::: Data
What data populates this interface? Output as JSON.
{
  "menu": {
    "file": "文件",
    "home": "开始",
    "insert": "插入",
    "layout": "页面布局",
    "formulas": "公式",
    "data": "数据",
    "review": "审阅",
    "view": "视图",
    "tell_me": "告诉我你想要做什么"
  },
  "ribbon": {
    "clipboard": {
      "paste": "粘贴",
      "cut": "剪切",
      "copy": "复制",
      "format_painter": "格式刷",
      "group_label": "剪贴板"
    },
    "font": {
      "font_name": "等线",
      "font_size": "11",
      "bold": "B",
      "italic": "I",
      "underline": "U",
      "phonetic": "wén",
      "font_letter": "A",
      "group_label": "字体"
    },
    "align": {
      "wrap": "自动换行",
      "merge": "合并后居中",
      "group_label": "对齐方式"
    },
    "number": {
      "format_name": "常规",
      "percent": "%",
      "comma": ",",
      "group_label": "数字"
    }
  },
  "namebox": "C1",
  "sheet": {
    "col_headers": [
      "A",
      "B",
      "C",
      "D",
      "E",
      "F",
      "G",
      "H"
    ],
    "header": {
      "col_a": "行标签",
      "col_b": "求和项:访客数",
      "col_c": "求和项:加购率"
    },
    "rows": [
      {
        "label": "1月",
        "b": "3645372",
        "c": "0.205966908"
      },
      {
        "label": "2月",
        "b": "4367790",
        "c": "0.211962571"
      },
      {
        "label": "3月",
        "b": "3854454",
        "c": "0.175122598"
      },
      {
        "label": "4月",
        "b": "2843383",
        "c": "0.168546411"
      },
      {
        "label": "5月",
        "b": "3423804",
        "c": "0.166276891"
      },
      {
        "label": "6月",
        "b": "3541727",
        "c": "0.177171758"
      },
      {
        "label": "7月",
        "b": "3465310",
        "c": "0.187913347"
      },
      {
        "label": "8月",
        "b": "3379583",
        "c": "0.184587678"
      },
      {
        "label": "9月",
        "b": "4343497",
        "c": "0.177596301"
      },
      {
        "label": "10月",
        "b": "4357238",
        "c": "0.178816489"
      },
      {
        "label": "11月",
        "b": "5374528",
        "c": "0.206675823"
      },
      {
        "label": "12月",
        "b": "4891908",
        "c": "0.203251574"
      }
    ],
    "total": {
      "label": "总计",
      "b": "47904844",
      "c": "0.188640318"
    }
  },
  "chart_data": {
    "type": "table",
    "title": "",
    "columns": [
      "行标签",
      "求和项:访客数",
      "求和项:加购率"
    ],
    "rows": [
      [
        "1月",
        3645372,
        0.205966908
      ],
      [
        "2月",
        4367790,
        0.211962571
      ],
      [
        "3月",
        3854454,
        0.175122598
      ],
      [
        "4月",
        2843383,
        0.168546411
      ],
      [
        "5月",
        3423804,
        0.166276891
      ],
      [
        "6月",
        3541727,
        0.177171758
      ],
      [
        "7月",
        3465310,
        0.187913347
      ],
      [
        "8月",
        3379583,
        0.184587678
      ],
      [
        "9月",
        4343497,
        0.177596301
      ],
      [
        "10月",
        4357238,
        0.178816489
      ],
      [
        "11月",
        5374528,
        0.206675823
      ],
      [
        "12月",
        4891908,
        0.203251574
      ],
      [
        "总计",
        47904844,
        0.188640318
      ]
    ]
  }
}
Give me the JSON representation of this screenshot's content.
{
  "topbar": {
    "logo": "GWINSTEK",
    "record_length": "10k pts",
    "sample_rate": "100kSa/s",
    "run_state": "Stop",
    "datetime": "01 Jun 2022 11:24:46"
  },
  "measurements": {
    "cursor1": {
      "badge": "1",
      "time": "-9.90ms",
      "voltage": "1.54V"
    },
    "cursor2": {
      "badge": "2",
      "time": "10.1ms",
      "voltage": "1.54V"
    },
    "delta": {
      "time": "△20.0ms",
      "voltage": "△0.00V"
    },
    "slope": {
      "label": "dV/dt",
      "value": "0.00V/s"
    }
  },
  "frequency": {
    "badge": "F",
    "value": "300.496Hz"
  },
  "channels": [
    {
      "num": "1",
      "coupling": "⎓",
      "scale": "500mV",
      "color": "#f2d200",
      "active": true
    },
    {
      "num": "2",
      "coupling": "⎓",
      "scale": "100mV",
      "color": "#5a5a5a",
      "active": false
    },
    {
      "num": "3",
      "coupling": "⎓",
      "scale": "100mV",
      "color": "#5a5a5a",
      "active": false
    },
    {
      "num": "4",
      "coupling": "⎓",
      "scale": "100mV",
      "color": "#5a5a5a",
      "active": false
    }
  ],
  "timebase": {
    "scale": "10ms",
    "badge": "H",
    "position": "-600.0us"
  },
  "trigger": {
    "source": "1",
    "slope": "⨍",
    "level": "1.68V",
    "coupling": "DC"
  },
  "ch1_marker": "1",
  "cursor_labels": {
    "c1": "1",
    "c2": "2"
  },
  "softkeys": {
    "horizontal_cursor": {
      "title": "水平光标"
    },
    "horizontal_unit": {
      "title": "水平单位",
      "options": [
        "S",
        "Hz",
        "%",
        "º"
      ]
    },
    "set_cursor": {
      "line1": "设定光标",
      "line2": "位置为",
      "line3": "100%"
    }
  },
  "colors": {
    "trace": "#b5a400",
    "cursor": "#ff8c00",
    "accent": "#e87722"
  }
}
::::::
### Aim of the exercise
Extract the full listing above without altering anything.

### Task answer
What data populates this interface? Output as JSON.
{
  "menu": {
    "file": "文件",
    "home": "开始",
    "insert": "插入",
    "layout": "页面布局",
    "formulas": "公式",
    "data": "数据",
    "review": "审阅",
    "view": "视图",
    "tell_me": "告诉我你想要做什么"
  },
  "ribbon": {
    "clipboard": {
      "paste": "粘贴",
      "cut": "剪切",
      "copy": "复制",
      "format_painter": "格式刷",
      "group_label": "剪贴板"
    },
    "font": {
      "font_name": "等线",
      "font_size": "11",
      "bold": "B",
      "italic": "I",
      "underline": "U",
      "phonetic": "wén",
      "font_letter": "A",
      "group_label": "字体"
    },
    "align": {
      "wrap": "自动换行",
      "merge": "合并后居中",
      "group_label": "对齐方式"
    },
    "number": {
      "format_name": "常规",
      "percent": "%",
      "comma": ",",
      "group_label": "数字"
    }
  },
  "namebox": "C1",
  "sheet": {
    "col_headers": [
      "A",
      "B",
      "C",
      "D",
      "E",
      "F",
      "G",
      "H"
    ],
    "header": {
      "col_a": "行标签",
      "col_b": "求和项:访客数",
      "col_c": "求和项:加购率"
    },
    "rows": [
      {
        "label": "1月",
        "b": "3645372",
        "c": "0.205966908"
      },
      {
        "label": "2月",
        "b": "4367790",
        "c": "0.211962571"
      },
      {
        "label": "3月",
        "b": "3854454",
        "c": "0.175122598"
      },
      {
        "label": "4月",
        "b": "2843383",
        "c": "0.168546411"
      },
      {
        "label": "5月",
        "b": "3423804",
        "c": "0.166276891"
      },
      {
        "label": "6月",
        "b": "3541727",
        "c": "0.177171758"
      },
      {
        "label": "7月",
        "b": "3465310",
        "c": "0.187913347"
      },
      {
        "label": "8月",
        "b": "3379583",
        "c": "0.184587678"
      },
      {
        "label": "9月",
        "b": "4343497",
        "c": "0.177596301"
      },
      {
        "label": "10月",
        "b": "4357238",
        "c": "0.178816489"
      },
      {
        "label": "11月",
        "b": "5374528",
        "c": "0.206675823"
      },
      {
        "label": "12月",
        "b": "4891908",
        "c": "0.203251574"
      }
    ],
    "total": {
      "label": "总计",
      "b": "47904844",
      "c": "0.188640318"
    }
  },
  "chart_data": {
    "type": "table",
    "title": "",
    "columns": [
      "行标签",
      "求和项:访客数",
      "求和项:加购率"
    ],
    "rows": [
      [
        "1月",
        3645372,
        0.205966908
      ],
      [
        "2月",
        4367790,
        0.211962571
      ],
      [
        "3月",
        3854454,
        0.175122598
      ],
      [
        "4月",
        2843383,
        0.168546411
      ],
      [
        "5月",
        3423804,
        0.166276891
      ],
      [
        "6月",
        3541727,
        0.177171758
      ],
      [
        "7月",
        3465310,
        0.187913347
      ],
      [
        "8月",
        3379583,
        0.184587678
      ],
      [
        "9月",
        4343497,
        0.177596301
      ],
      [
        "10月",
        4357238,
        0.178816489
      ],
      [
        "11月",
        5374528,
        0.206675823
      ],
      [
        "12月",
        4891908,
        0.203251574
      ],
      [
        "总计",
        47904844,
        0.188640318
      ]
    ]
  }
}
Give me the JSON representation of this screenshot's content.
{
  "topbar": {
    "logo": "GWINSTEK",
    "record_length": "10k pts",
    "sample_rate": "100kSa/s",
    "run_state": "Stop",
    "datetime": "01 Jun 2022 11:24:46"
  },
  "measurements": {
    "cursor1": {
      "badge": "1",
      "time": "-9.90ms",
      "voltage": "1.54V"
    },
    "cursor2": {
      "badge": "2",
      "time": "10.1ms",
      "voltage": "1.54V"
    },
    "delta": {
      "time": "△20.0ms",
      "voltage": "△0.00V"
    },
    "slope": {
      "label": "dV/dt",
      "value": "0.00V/s"
    }
  },
  "frequency": {
    "badge": "F",
    "value": "300.496Hz"
  },
  "channels": [
    {
      "num": "1",
      "coupling": "⎓",
      "scale": "500mV",
      "color": "#f2d200",
      "active": true
    },
    {
      "num": "2",
      "coupling": "⎓",
      "scale": "100mV",
      "color": "#5a5a5a",
      "active": false
    },
    {
      "num": "3",
      "coupling": "⎓",
      "scale": "100mV",
      "color": "#5a5a5a",
      "active": false
    },
    {
      "num": "4",
      "coupling": "⎓",
      "scale": "100mV",
      "color": "#5a5a5a",
      "active": false
    }
  ],
  "timebase": {
    "scale": "10ms",
    "badge": "H",
    "position": "-600.0us"
  },
  "trigger": {
    "source": "1",
    "slope": "⨍",
    "level": "1.68V",
    "coupling": "DC"
  },
  "ch1_marker": "1",
  "cursor_labels": {
    "c1": "1",
    "c2": "2"
  },
  "softkeys": {
    "horizontal_cursor": {
      "title": "水平光标"
    },
    "horizontal_unit": {
      "title": "水平单位",
      "options": [
        "S",
        "Hz",
        "%",
        "º"
      ]
    },
    "set_cursor": {
      "line1": "设定光标",
      "line2": "位置为",
      "line3": "100%"
    }
  },
  "colors": {
    "trace": "#b5a400",
    "cursor": "#ff8c00",
    "accent": "#e87722"
  }
}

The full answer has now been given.